[start PROVIDED RECORDS]

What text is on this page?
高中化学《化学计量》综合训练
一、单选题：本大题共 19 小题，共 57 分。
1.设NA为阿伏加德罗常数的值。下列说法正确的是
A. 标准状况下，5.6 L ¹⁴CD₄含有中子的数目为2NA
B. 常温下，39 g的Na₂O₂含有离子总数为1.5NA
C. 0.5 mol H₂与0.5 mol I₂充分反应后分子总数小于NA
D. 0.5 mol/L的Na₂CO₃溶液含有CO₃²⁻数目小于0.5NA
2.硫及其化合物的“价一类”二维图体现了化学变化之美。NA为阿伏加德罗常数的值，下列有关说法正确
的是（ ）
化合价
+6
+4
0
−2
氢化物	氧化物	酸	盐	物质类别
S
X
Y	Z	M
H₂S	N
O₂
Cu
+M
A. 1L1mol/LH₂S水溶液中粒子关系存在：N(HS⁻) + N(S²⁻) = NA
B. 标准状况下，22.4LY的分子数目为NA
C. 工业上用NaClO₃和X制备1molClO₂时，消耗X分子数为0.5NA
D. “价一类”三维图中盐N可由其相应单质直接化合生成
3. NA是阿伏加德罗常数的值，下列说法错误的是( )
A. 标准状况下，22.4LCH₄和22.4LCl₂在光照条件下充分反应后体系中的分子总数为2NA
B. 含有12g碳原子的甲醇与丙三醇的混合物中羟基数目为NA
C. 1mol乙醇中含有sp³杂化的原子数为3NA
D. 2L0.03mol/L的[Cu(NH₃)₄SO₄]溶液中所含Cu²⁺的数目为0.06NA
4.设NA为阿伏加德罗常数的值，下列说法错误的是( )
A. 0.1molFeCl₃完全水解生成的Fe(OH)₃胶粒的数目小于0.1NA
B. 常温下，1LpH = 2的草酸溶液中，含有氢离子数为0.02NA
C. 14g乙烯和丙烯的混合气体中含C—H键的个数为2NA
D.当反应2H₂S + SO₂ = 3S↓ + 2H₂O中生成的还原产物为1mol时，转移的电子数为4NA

[end PROVIDED RECORDS]

**PROBLEM TO SOLVE**
Make a list of all lines in the data that contain "标准状况下".

**PROBLEM SOLUTION**
A. 标准状况下，5.6 L ¹⁴CD₄含有中子的数目为2NA
B. 标准状况下，22.4LY的分子数目为NA
A. 标准状况下，22.4LCH₄和22.4LCl₂在光照条件下充分反应后体系中的分子总数为2NA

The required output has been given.